> [Records provided]

»»

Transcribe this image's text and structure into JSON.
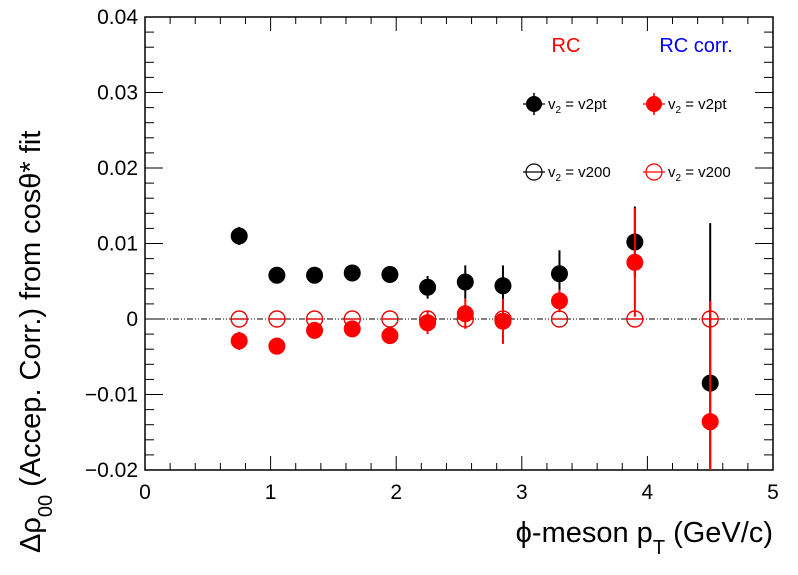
{
  "chart_data": {
    "type": "scatter",
    "title": "",
    "xlabel": "ϕ-meson p_T (GeV/c)",
    "ylabel": "Δρ_00 (Accep. Corr.) from cosθ* fit",
    "xlim": [
      0,
      5
    ],
    "ylim": [
      -0.02,
      0.04
    ],
    "x_ticks": [
      "0",
      "1",
      "2",
      "3",
      "4",
      "5"
    ],
    "y_ticks": [
      "−0.02",
      "−0.01",
      "0",
      "0.01",
      "0.02",
      "0.03",
      "0.04"
    ],
    "grid": false,
    "reference_line_y": 0,
    "legend": {
      "placement": "top-right",
      "column_headers": [
        {
          "text": "RC",
          "color": "#ff0000"
        },
        {
          "text": "RC corr.",
          "color": "#0000ff"
        }
      ],
      "entries": [
        {
          "label": "v",
          "sub": "2",
          "rest": " = v2pt",
          "marker": "filled",
          "color": "#000000"
        },
        {
          "label": "v",
          "sub": "2",
          "rest": " = v2pt",
          "marker": "filled",
          "color": "#ff0000"
        },
        {
          "label": "v",
          "sub": "2",
          "rest": " = v200",
          "marker": "open",
          "color": "#000000"
        },
        {
          "label": "v",
          "sub": "2",
          "rest": " = v200",
          "marker": "open",
          "color": "#ff0000"
        }
      ]
    },
    "series": [
      {
        "color": "#000000",
        "marker": "filled",
        "points": [
          {
            "x": 0.75,
            "y": 0.011,
            "err": 0.0012
          },
          {
            "x": 1.05,
            "y": 0.0058,
            "err": 0.0006
          },
          {
            "x": 1.35,
            "y": 0.0058,
            "err": 0.0006
          },
          {
            "x": 1.65,
            "y": 0.0061,
            "err": 0.0007
          },
          {
            "x": 1.95,
            "y": 0.0059,
            "err": 0.0009
          },
          {
            "x": 2.25,
            "y": 0.0042,
            "err": 0.0015
          },
          {
            "x": 2.55,
            "y": 0.0049,
            "err": 0.0022
          },
          {
            "x": 2.85,
            "y": 0.0044,
            "err": 0.0027
          },
          {
            "x": 3.3,
            "y": 0.006,
            "err": 0.0031
          },
          {
            "x": 3.9,
            "y": 0.0102,
            "err": 0.0047
          },
          {
            "x": 4.5,
            "y": -0.0085,
            "err": 0.0212
          }
        ]
      },
      {
        "color": "#ff0000",
        "marker": "filled",
        "points": [
          {
            "x": 0.75,
            "y": -0.0029,
            "err": 0.0012
          },
          {
            "x": 1.05,
            "y": -0.0036,
            "err": 0.0006
          },
          {
            "x": 1.35,
            "y": -0.0015,
            "err": 0.0006
          },
          {
            "x": 1.65,
            "y": -0.0013,
            "err": 0.0007
          },
          {
            "x": 1.95,
            "y": -0.0022,
            "err": 0.0009
          },
          {
            "x": 2.25,
            "y": -0.0005,
            "err": 0.0015
          },
          {
            "x": 2.55,
            "y": 0.0007,
            "err": 0.002
          },
          {
            "x": 2.85,
            "y": -0.0003,
            "err": 0.003
          },
          {
            "x": 3.3,
            "y": 0.0024,
            "err": 0.0015
          },
          {
            "x": 3.9,
            "y": 0.0075,
            "err": 0.0072
          },
          {
            "x": 4.5,
            "y": -0.0136,
            "err": 0.016
          }
        ]
      },
      {
        "color": "#000000",
        "marker": "open",
        "points": [
          {
            "x": 0.75,
            "y": 0
          },
          {
            "x": 1.05,
            "y": 0
          },
          {
            "x": 1.35,
            "y": 0
          },
          {
            "x": 1.65,
            "y": 0
          },
          {
            "x": 1.95,
            "y": 0
          },
          {
            "x": 2.25,
            "y": 0
          },
          {
            "x": 2.55,
            "y": 0
          },
          {
            "x": 2.85,
            "y": 0
          },
          {
            "x": 3.3,
            "y": 0
          },
          {
            "x": 3.9,
            "y": 0
          },
          {
            "x": 4.5,
            "y": 0
          }
        ]
      },
      {
        "color": "#ff0000",
        "marker": "open",
        "points": [
          {
            "x": 0.75,
            "y": 0
          },
          {
            "x": 1.05,
            "y": 0
          },
          {
            "x": 1.35,
            "y": 0
          },
          {
            "x": 1.65,
            "y": 0
          },
          {
            "x": 1.95,
            "y": 0
          },
          {
            "x": 2.25,
            "y": 0
          },
          {
            "x": 2.55,
            "y": 0
          },
          {
            "x": 2.85,
            "y": 0
          },
          {
            "x": 3.3,
            "y": 0
          },
          {
            "x": 3.9,
            "y": 0
          },
          {
            "x": 4.5,
            "y": 0
          }
        ]
      }
    ]
  }
}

««

> [Exercise aim]
Show all lines from the listing above in which "text" appears.

> [Response]
Transcribe this image's text and structure into JSON.
          "text": "RC",
          "text": "RC corr.",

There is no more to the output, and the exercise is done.